EXERCISE: Whenever a line below holds the word "которого", copy that line.

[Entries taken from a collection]
○ ○ ○ ○ ○ ○ ○

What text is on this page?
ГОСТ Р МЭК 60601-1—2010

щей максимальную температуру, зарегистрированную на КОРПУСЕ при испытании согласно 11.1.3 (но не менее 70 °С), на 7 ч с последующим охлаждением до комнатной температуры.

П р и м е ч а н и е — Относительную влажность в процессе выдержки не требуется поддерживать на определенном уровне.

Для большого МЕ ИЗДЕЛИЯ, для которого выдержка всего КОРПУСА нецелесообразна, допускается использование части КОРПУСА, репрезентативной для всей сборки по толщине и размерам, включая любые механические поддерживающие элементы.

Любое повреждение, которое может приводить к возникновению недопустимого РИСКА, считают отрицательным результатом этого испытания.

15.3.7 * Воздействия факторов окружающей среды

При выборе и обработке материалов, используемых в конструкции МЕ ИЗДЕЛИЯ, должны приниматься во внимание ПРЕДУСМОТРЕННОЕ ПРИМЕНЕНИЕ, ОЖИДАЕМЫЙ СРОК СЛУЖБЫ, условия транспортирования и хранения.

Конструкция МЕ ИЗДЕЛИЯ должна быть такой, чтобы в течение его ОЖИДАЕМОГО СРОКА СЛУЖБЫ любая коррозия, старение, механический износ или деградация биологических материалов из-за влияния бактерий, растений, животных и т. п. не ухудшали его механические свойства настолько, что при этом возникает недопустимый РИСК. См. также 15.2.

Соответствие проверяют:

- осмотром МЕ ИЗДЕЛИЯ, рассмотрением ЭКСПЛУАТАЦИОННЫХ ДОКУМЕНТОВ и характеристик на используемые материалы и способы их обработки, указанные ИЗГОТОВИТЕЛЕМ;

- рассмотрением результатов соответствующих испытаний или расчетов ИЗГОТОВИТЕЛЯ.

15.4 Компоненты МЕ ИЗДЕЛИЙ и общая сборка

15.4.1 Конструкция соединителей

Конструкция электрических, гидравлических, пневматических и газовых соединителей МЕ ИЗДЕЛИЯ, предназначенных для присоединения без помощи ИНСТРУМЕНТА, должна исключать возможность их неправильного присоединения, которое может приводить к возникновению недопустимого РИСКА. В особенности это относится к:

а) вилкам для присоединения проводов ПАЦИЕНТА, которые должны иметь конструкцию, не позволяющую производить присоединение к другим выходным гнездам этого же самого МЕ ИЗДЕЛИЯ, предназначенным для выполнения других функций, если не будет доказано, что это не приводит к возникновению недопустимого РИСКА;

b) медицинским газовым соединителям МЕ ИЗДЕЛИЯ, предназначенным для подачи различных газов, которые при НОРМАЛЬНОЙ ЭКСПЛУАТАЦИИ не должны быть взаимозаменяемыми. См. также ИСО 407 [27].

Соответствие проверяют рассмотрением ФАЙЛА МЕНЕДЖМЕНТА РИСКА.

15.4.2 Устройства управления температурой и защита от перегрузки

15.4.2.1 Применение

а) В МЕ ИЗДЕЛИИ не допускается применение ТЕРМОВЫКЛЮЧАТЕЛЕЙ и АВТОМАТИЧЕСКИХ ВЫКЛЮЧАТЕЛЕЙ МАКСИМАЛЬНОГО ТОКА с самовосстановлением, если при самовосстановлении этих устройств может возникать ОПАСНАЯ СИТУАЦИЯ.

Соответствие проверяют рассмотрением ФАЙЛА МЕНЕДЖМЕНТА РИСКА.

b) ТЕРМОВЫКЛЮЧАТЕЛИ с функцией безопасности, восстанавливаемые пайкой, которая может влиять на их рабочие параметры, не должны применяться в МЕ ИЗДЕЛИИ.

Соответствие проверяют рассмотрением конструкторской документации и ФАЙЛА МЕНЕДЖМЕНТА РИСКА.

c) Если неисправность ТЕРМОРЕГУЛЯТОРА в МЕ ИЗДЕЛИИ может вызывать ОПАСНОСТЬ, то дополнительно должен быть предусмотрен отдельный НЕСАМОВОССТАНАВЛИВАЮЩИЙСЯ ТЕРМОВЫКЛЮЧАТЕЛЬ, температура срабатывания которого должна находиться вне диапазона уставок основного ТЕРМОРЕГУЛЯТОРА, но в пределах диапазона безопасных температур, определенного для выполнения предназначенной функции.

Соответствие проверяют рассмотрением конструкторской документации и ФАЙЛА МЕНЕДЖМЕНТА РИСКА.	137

○ ○ ○ ○ ○ ○ ○

COMPLETED EXERCISE:
Для большого МЕ ИЗДЕЛИЯ, для которого выдержка всего КОРПУСА нецелесообразна, допускается использование части КОРПУСА, репрезентативной для всей сборки по толщине и размерам, включая любые механические поддерживающие элементы.
c) Если неисправность ТЕРМОРЕГУЛЯТОРА в МЕ ИЗДЕЛИИ может вызывать ОПАСНОСТЬ, то дополнительно должен быть предусмотрен отдельный НЕСАМОВОССТАНАВЛИВАЮЩИЙСЯ ТЕРМОВЫКЛЮЧАТЕЛЬ, температура срабатывания которого должна находиться вне диапазона уставок основного ТЕРМОРЕГУЛЯТОРА, но в пределах диапазона безопасных температур, определенного для выполнения предназначенной функции.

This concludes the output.